**PROBLEM DETAILS**
In the listing below, pick out lines with "Efficency".

GIVEN INFORMATION start

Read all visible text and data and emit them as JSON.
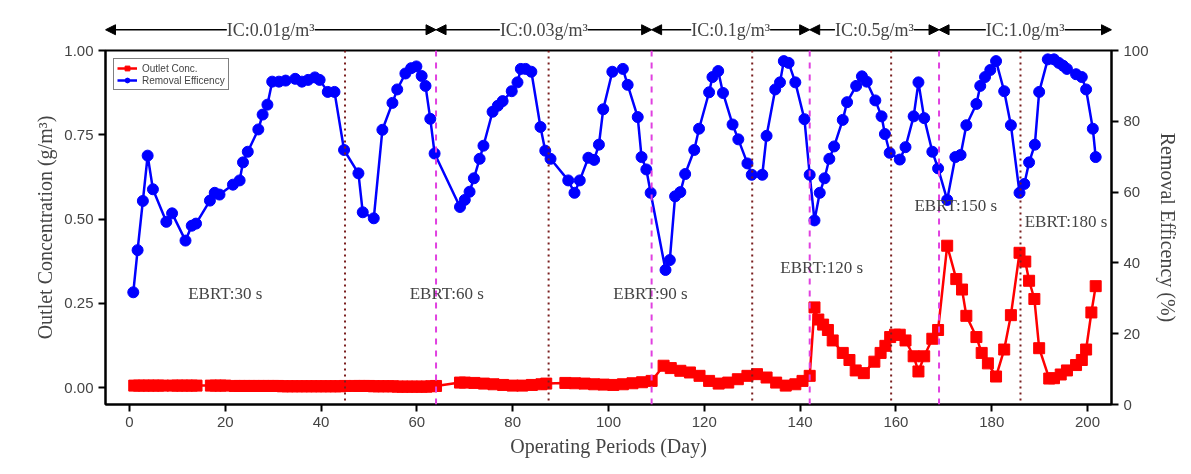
{
  "chart_data": {
    "type": "line",
    "xlabel": "Operating Periods (Day)",
    "ylabel": "Outlet Concentration (g/m³)",
    "y2label": "Removal Efficency (%)",
    "xlim": [
      -5,
      205
    ],
    "xticks": [
      0,
      20,
      40,
      60,
      80,
      100,
      120,
      140,
      160,
      180,
      200
    ],
    "ylim": [
      -0.05,
      1.0
    ],
    "yticks": [
      {
        "value": 0,
        "label": "0.00"
      },
      0.25,
      {
        "value": 0.5,
        "label": "0.50"
      },
      0.75,
      {
        "value": 1.0,
        "label": "1.00"
      }
    ],
    "y2lim": [
      0,
      100
    ],
    "y2ticks": [
      0,
      20,
      40,
      60,
      80,
      100
    ],
    "grid": false,
    "legend": "top left",
    "series": [
      {
        "name": "Outlet Conc.",
        "color": "#ff0000",
        "marker": "square",
        "x": [
          1,
          2,
          3,
          4,
          5,
          6,
          7,
          9,
          10,
          11,
          12,
          13,
          14,
          17,
          18,
          19,
          20,
          22,
          23,
          24,
          25,
          26,
          27,
          28,
          29,
          30,
          31,
          32,
          33,
          34,
          35,
          36,
          37,
          38,
          39,
          40,
          41,
          42,
          43,
          44,
          45,
          47,
          48,
          49,
          50,
          51,
          52,
          53,
          54,
          55,
          56,
          57,
          58,
          59,
          60,
          61,
          62,
          63,
          64,
          69,
          70,
          72,
          74,
          76,
          78,
          80,
          82,
          84,
          86,
          87,
          91,
          93,
          95,
          97,
          99,
          101,
          103,
          105,
          107,
          109,
          111.5,
          113,
          115,
          117,
          119,
          121,
          123,
          125,
          127,
          129,
          131,
          133,
          135,
          137,
          139,
          140.5,
          142,
          143,
          143.8,
          144.8,
          145.8,
          146.8,
          148.9,
          150.3,
          151.6,
          153.3,
          155.5,
          156.8,
          157.8,
          158.8,
          159.8,
          160.8,
          162,
          163.7,
          164.7,
          165.9,
          167.6,
          168.8,
          170.7,
          172.6,
          173.8,
          174.7,
          176.8,
          177.9,
          179.2,
          180.9,
          182.6,
          184,
          185.8,
          187,
          187.8,
          188.9,
          189.9,
          192,
          193,
          194.4,
          195.7,
          197.6,
          198.8,
          199.7,
          200.8,
          201.7
        ],
        "values": [
          0.006,
          0.006,
          0.006,
          0.006,
          0.006,
          0.006,
          0.006,
          0.006,
          0.006,
          0.006,
          0.006,
          0.006,
          0.006,
          0.006,
          0.006,
          0.006,
          0.006,
          0.005,
          0.005,
          0.005,
          0.005,
          0.005,
          0.005,
          0.005,
          0.005,
          0.005,
          0.005,
          0.004,
          0.004,
          0.004,
          0.004,
          0.004,
          0.004,
          0.004,
          0.004,
          0.004,
          0.004,
          0.004,
          0.004,
          0.004,
          0.005,
          0.005,
          0.005,
          0.005,
          0.005,
          0.004,
          0.004,
          0.004,
          0.004,
          0.004,
          0.003,
          0.003,
          0.003,
          0.003,
          0.003,
          0.003,
          0.003,
          0.004,
          0.005,
          0.015,
          0.015,
          0.014,
          0.012,
          0.01,
          0.008,
          0.006,
          0.006,
          0.008,
          0.01,
          0.012,
          0.014,
          0.013,
          0.012,
          0.01,
          0.009,
          0.008,
          0.01,
          0.013,
          0.016,
          0.02,
          0.065,
          0.058,
          0.05,
          0.045,
          0.035,
          0.02,
          0.012,
          0.015,
          0.025,
          0.035,
          0.04,
          0.03,
          0.015,
          0.006,
          0.01,
          0.02,
          0.035,
          0.238,
          0.202,
          0.187,
          0.171,
          0.14,
          0.103,
          0.082,
          0.051,
          0.043,
          0.077,
          0.103,
          0.124,
          0.15,
          0.157,
          0.157,
          0.14,
          0.093,
          0.048,
          0.093,
          0.145,
          0.171,
          0.421,
          0.322,
          0.291,
          0.213,
          0.15,
          0.103,
          0.072,
          0.033,
          0.113,
          0.215,
          0.4,
          0.374,
          0.317,
          0.263,
          0.117,
          0.027,
          0.028,
          0.039,
          0.051,
          0.067,
          0.082,
          0.113,
          0.223,
          0.301
        ]
      },
      {
        "name": "Removal Efficency",
        "color": "#0000ff",
        "marker": "circle",
        "axis": "y2",
        "x": [
          0.8,
          1.7,
          2.8,
          3.8,
          4.9,
          7.7,
          8.9,
          11.7,
          13,
          13.9,
          16.8,
          17.8,
          18.8,
          21.6,
          23,
          23.7,
          24.7,
          26.9,
          27.8,
          28.8,
          29.8,
          31.2,
          32.6,
          34.6,
          36,
          37.3,
          38.7,
          39.7,
          41.4,
          42.8,
          44.8,
          47.8,
          48.7,
          51,
          52.8,
          54.9,
          55.9,
          57.6,
          58.8,
          59.9,
          61,
          61.8,
          62.8,
          63.7,
          69,
          70,
          71,
          71.9,
          73.1,
          73.9,
          75.8,
          76.9,
          77.9,
          79.8,
          81,
          81.7,
          82.7,
          83.9,
          85.8,
          86.8,
          87.9,
          91.6,
          92.9,
          94,
          95.8,
          97,
          98,
          98.9,
          100.8,
          103,
          104,
          106.1,
          106.9,
          107.9,
          108.8,
          111.9,
          112.8,
          113.9,
          115,
          116,
          117.9,
          118.9,
          121,
          121.7,
          122.9,
          123.9,
          125.9,
          127.1,
          129,
          129.9,
          132.1,
          133,
          134.8,
          135.8,
          136.6,
          137.6,
          139,
          140.9,
          142,
          143,
          144.1,
          145.1,
          146.1,
          147.1,
          148.9,
          149.8,
          151.7,
          152.9,
          153.9,
          155.7,
          157,
          157.7,
          158.7,
          160.8,
          162,
          163.7,
          164.7,
          165.9,
          167.6,
          168.8,
          170.7,
          172.4,
          173.5,
          174.7,
          176.8,
          177.6,
          178.6,
          179.7,
          180.9,
          182.6,
          184,
          185.8,
          186.8,
          187.8,
          189,
          189.9,
          191.7,
          193,
          194,
          194.9,
          195.7,
          197.6,
          198.8,
          199.7,
          201.1,
          201.7
        ],
        "values": [
          31.7,
          43.6,
          57.5,
          70.3,
          60.8,
          51.6,
          54,
          46.3,
          50.5,
          51.1,
          57.6,
          59.8,
          59.3,
          62.1,
          63.3,
          68.4,
          71.4,
          77.7,
          81.9,
          84.7,
          91.2,
          91.2,
          91.5,
          92,
          91.2,
          91.7,
          92.4,
          91.7,
          88.3,
          88.3,
          71.9,
          65.3,
          54.3,
          52.6,
          77.6,
          85.2,
          89,
          93.5,
          95,
          95.5,
          92.8,
          90,
          80.7,
          70.9,
          55.8,
          57.8,
          60.1,
          63.9,
          69.4,
          73.1,
          82.7,
          84.4,
          85.7,
          88.5,
          91,
          94.8,
          94.8,
          94,
          78.4,
          71.7,
          69.4,
          63.3,
          59.8,
          63.3,
          69.7,
          69.1,
          73.4,
          83.4,
          94,
          94.8,
          90.3,
          81.2,
          69.9,
          66.4,
          59.8,
          38,
          40.8,
          58.8,
          60,
          65.1,
          71.9,
          77.9,
          88.2,
          92.5,
          94.2,
          88,
          79.1,
          74.9,
          68.1,
          64.9,
          64.9,
          75.9,
          89,
          91,
          97,
          96.5,
          91,
          80.6,
          64.9,
          52,
          59.8,
          63.9,
          69.4,
          72.9,
          80.4,
          85.4,
          90,
          92.7,
          91.2,
          85.9,
          81.4,
          76.4,
          71.1,
          69.2,
          72.7,
          81.4,
          91,
          80.9,
          71.4,
          66.7,
          57.8,
          69.9,
          70.5,
          78.9,
          84.9,
          90,
          92.5,
          94.5,
          97,
          88.5,
          78.9,
          59.8,
          62.3,
          68.4,
          73.4,
          88.3,
          97.5,
          97.5,
          96.5,
          95.7,
          94.8,
          93.3,
          92.5,
          89,
          77.9,
          69.9
        ]
      }
    ],
    "ref_lines": [
      {
        "axis": "x",
        "value": 45,
        "color": "#7a1f1f",
        "line_style": "dotted"
      },
      {
        "axis": "x",
        "value": 87.5,
        "color": "#7a1f1f",
        "line_style": "dotted"
      },
      {
        "axis": "x",
        "value": 130,
        "color": "#7a1f1f",
        "line_style": "dotted"
      },
      {
        "axis": "x",
        "value": 159,
        "color": "#7a1f1f",
        "line_style": "dotted"
      },
      {
        "axis": "x",
        "value": 186,
        "color": "#7a1f1f",
        "line_style": "dotted"
      },
      {
        "axis": "x",
        "value": 64,
        "color": "#e040e0",
        "line_style": "dashed"
      },
      {
        "axis": "x",
        "value": 109,
        "color": "#e040e0",
        "line_style": "dashed"
      },
      {
        "axis": "x",
        "value": 142,
        "color": "#e040e0",
        "line_style": "dashed"
      },
      {
        "axis": "x",
        "value": 169,
        "color": "#e040e0",
        "line_style": "dashed"
      }
    ],
    "annotations": [
      "IC:0.01g/m³",
      "IC:0.03g/m³",
      "IC:0.1g/m³",
      "IC:0.5g/m³",
      "IC:1.0g/m³",
      "EBRT:30 s",
      "EBRT:60 s",
      "EBRT:90 s",
      "EBRT:120 s",
      "EBRT:150 s",
      "EBRT:180 s"
    ]
  }
}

GIVEN INFORMATION end

**RESPONSE TO THE TASK**
    "y2label": "Removal Efficency (%)",
        "name": "Removal Efficency",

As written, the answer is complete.